Prompt >> Copy every line of the records below exactly as it appears, leaving out the pictures.
· · ·
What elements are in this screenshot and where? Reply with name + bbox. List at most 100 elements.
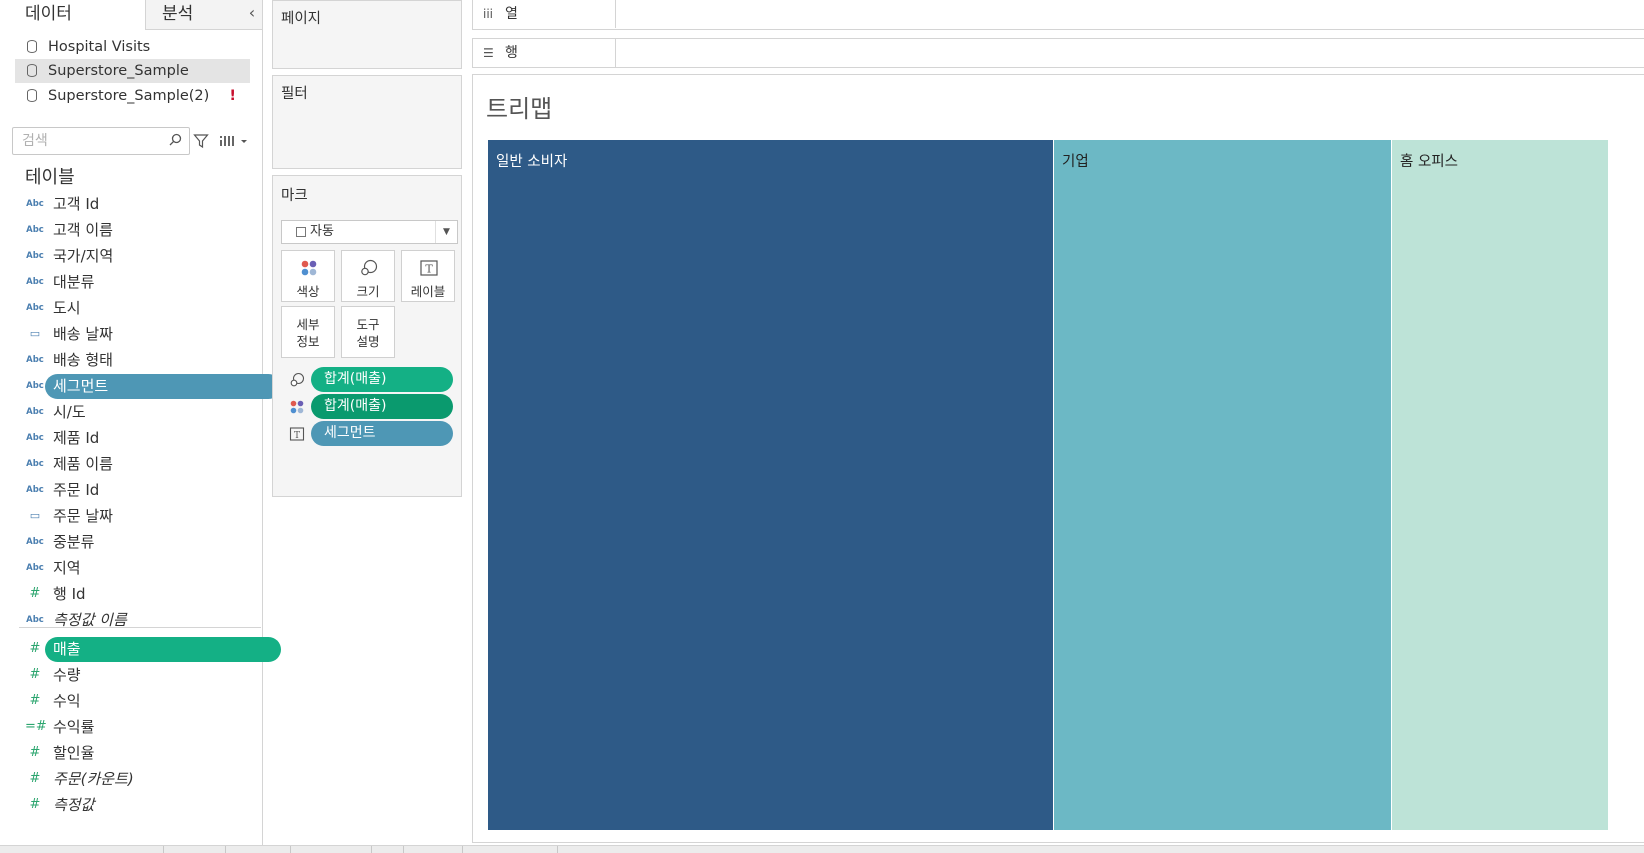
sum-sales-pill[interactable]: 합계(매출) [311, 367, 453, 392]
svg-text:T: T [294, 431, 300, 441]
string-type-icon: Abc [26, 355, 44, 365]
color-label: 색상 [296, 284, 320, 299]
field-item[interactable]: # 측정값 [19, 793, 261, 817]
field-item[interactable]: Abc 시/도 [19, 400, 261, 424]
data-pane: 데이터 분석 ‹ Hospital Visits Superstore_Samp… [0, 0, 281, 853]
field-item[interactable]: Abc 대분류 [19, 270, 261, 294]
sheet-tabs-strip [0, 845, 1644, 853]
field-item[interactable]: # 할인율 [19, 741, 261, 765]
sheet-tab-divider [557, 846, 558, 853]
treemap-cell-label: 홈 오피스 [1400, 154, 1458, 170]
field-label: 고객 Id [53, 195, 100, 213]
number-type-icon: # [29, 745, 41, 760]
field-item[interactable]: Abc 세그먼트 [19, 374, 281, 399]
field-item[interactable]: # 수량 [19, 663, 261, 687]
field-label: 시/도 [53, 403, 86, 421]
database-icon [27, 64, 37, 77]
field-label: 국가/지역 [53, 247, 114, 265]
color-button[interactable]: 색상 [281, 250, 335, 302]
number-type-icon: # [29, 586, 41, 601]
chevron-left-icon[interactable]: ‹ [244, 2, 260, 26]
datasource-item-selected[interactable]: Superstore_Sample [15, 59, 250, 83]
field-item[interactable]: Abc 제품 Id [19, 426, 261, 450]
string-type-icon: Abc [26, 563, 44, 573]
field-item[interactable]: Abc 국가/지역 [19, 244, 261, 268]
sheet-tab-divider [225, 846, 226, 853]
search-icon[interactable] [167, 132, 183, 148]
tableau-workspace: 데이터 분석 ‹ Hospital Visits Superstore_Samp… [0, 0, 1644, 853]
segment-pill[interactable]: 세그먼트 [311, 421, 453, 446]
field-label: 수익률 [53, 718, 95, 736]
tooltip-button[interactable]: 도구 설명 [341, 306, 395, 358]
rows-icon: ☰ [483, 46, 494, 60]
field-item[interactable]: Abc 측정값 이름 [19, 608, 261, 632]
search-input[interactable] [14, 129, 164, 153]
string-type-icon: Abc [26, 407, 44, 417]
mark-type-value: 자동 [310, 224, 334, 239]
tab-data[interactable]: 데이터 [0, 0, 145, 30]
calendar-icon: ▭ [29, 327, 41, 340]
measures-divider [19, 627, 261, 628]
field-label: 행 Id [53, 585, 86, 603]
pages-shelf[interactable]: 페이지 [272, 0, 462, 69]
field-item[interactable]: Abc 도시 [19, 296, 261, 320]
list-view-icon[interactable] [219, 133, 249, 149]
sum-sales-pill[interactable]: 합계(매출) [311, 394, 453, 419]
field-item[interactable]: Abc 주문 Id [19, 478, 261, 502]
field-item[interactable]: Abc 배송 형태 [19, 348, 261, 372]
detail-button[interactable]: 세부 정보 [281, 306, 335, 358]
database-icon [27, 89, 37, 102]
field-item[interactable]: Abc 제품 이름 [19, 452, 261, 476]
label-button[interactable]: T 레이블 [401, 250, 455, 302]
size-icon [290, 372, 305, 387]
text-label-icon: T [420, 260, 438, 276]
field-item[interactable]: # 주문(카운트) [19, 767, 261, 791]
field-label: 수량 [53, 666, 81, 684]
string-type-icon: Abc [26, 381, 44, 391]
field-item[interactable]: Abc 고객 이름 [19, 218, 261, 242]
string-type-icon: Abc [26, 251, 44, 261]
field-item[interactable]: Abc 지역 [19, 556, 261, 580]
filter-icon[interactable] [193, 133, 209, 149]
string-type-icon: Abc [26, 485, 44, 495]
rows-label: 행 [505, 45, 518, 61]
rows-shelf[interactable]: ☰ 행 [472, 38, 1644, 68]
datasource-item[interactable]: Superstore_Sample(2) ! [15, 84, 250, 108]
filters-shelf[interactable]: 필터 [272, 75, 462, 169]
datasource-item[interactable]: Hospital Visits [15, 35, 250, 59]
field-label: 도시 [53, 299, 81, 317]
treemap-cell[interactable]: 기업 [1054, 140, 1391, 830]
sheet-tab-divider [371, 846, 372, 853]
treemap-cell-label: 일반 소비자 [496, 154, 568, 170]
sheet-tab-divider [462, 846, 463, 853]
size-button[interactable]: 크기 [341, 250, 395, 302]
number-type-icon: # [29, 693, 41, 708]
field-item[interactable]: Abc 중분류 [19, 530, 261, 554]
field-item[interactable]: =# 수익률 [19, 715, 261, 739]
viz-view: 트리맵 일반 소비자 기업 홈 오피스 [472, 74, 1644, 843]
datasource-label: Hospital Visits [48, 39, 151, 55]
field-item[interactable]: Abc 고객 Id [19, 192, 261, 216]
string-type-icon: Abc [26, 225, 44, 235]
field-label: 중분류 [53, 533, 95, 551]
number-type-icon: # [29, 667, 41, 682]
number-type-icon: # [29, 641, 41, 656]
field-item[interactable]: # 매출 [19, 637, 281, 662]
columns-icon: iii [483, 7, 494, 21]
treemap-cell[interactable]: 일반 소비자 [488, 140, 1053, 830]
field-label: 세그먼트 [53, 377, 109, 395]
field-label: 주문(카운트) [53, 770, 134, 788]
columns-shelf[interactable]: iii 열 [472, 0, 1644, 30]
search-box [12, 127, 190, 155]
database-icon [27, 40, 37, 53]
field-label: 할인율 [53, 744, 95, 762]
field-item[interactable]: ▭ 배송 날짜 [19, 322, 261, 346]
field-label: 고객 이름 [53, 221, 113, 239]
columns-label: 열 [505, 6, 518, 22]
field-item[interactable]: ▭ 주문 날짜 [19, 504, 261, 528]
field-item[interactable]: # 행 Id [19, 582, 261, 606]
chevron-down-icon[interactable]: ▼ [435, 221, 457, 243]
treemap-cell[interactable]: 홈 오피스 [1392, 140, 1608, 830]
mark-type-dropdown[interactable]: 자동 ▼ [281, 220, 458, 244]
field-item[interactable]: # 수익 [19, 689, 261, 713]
· · ·
Task answer >>
What elements are in this screenshot and where? Reply with name + bbox. List at most 100 elements.
sum-sales-pill[interactable]: 합계(매출) [311, 367, 453, 392]
svg-text:T: T [294, 431, 300, 441]
string-type-icon: Abc [26, 355, 44, 365]
color-label: 색상 [296, 284, 320, 299]
field-item[interactable]: # 측정값 [19, 793, 261, 817]
field-item[interactable]: Abc 시/도 [19, 400, 261, 424]
data-pane: 데이터 분석 ‹ Hospital Visits Superstore_Samp… [0, 0, 281, 853]
field-item[interactable]: Abc 대분류 [19, 270, 261, 294]
sheet-tabs-strip [0, 845, 1644, 853]
field-item[interactable]: # 할인율 [19, 741, 261, 765]
sheet-tab-divider [557, 846, 558, 853]
treemap-cell-label: 홈 오피스 [1400, 154, 1458, 170]
field-label: 고객 Id [53, 195, 100, 213]
number-type-icon: # [29, 745, 41, 760]
field-item[interactable]: Abc 세그먼트 [19, 374, 281, 399]
field-item[interactable]: # 수량 [19, 663, 261, 687]
field-label: 시/도 [53, 403, 86, 421]
database-icon [27, 64, 37, 77]
field-label: 국가/지역 [53, 247, 114, 265]
color-button[interactable]: 색상 [281, 250, 335, 302]
number-type-icon: # [29, 586, 41, 601]
chevron-left-icon[interactable]: ‹ [244, 2, 260, 26]
datasource-item-selected[interactable]: Superstore_Sample [15, 59, 250, 83]
field-item[interactable]: Abc 제품 Id [19, 426, 261, 450]
string-type-icon: Abc [26, 563, 44, 573]
field-item[interactable]: Abc 국가/지역 [19, 244, 261, 268]
sheet-tab-divider [225, 846, 226, 853]
search-icon[interactable] [167, 132, 183, 148]
tableau-workspace: 데이터 분석 ‹ Hospital Visits Superstore_Samp… [0, 0, 1644, 853]
segment-pill[interactable]: 세그먼트 [311, 421, 453, 446]
field-label: 수익률 [53, 718, 95, 736]
tooltip-button[interactable]: 도구 설명 [341, 306, 395, 358]
rows-icon: ☰ [483, 46, 494, 60]
field-item[interactable]: Abc 측정값 이름 [19, 608, 261, 632]
search-input[interactable] [14, 129, 164, 153]
string-type-icon: Abc [26, 407, 44, 417]
mark-type-value: 자동 [310, 224, 334, 239]
tab-data[interactable]: 데이터 [0, 0, 145, 30]
calendar-icon: ▭ [29, 327, 41, 340]
measures-divider [19, 627, 261, 628]
field-label: 행 Id [53, 585, 86, 603]
pages-shelf[interactable]: 페이지 [272, 0, 462, 69]
field-item[interactable]: Abc 도시 [19, 296, 261, 320]
list-view-icon[interactable] [219, 133, 249, 149]
sum-sales-pill[interactable]: 합계(매출) [311, 394, 453, 419]
field-item[interactable]: Abc 주문 Id [19, 478, 261, 502]
field-item[interactable]: Abc 배송 형태 [19, 348, 261, 372]
detail-button[interactable]: 세부 정보 [281, 306, 335, 358]
database-icon [27, 89, 37, 102]
field-item[interactable]: Abc 제품 이름 [19, 452, 261, 476]
label-button[interactable]: T 레이블 [401, 250, 455, 302]
size-icon [290, 372, 305, 387]
text-label-icon: T [420, 260, 438, 276]
field-item[interactable]: # 주문(카운트) [19, 767, 261, 791]
field-label: 수량 [53, 666, 81, 684]
string-type-icon: Abc [26, 381, 44, 391]
field-item[interactable]: Abc 고객 이름 [19, 218, 261, 242]
string-type-icon: Abc [26, 251, 44, 261]
field-item[interactable]: Abc 지역 [19, 556, 261, 580]
filter-icon[interactable] [193, 133, 209, 149]
string-type-icon: Abc [26, 485, 44, 495]
rows-label: 행 [505, 45, 518, 61]
rows-shelf[interactable]: ☰ 행 [472, 38, 1644, 68]
datasource-item[interactable]: Superstore_Sample(2) ! [15, 84, 250, 108]
filters-shelf[interactable]: 필터 [272, 75, 462, 169]
datasource-item[interactable]: Hospital Visits [15, 35, 250, 59]
field-label: 도시 [53, 299, 81, 317]
treemap-cell[interactable]: 기업 [1054, 140, 1391, 830]
sheet-tab-divider [371, 846, 372, 853]
treemap-cell-label: 일반 소비자 [496, 154, 568, 170]
sheet-tab-divider [462, 846, 463, 853]
size-button[interactable]: 크기 [341, 250, 395, 302]
number-type-icon: # [29, 693, 41, 708]
field-item[interactable]: Abc 중분류 [19, 530, 261, 554]
field-item[interactable]: =# 수익률 [19, 715, 261, 739]
viz-view: 트리맵 일반 소비자 기업 홈 오피스 [472, 74, 1644, 843]
datasource-label: Hospital Visits [48, 39, 151, 55]
field-item[interactable]: Abc 고객 Id [19, 192, 261, 216]
string-type-icon: Abc [26, 225, 44, 235]
field-label: 중분류 [53, 533, 95, 551]
number-type-icon: # [29, 667, 41, 682]
number-type-icon: # [29, 641, 41, 656]
field-item[interactable]: # 매출 [19, 637, 281, 662]
columns-icon: iii [483, 7, 494, 21]
treemap-cell[interactable]: 일반 소비자 [488, 140, 1053, 830]
field-label: 세그먼트 [53, 377, 109, 395]
field-label: 주문(카운트) [53, 770, 134, 788]
columns-shelf[interactable]: iii 열 [472, 0, 1644, 30]
search-box [12, 127, 190, 155]
database-icon [27, 40, 37, 53]
field-label: 할인율 [53, 744, 95, 762]
field-item[interactable]: ▭ 배송 날짜 [19, 322, 261, 346]
field-label: 고객 이름 [53, 221, 113, 239]
columns-label: 열 [505, 6, 518, 22]
field-item[interactable]: ▭ 주문 날짜 [19, 504, 261, 528]
field-item[interactable]: # 행 Id [19, 582, 261, 606]
chevron-down-icon[interactable]: ▼ [435, 221, 457, 243]
treemap-cell[interactable]: 홈 오피스 [1392, 140, 1608, 830]
mark-type-dropdown[interactable]: 자동 ▼ [281, 220, 458, 244]
field-item[interactable]: # 수익 [19, 689, 261, 713]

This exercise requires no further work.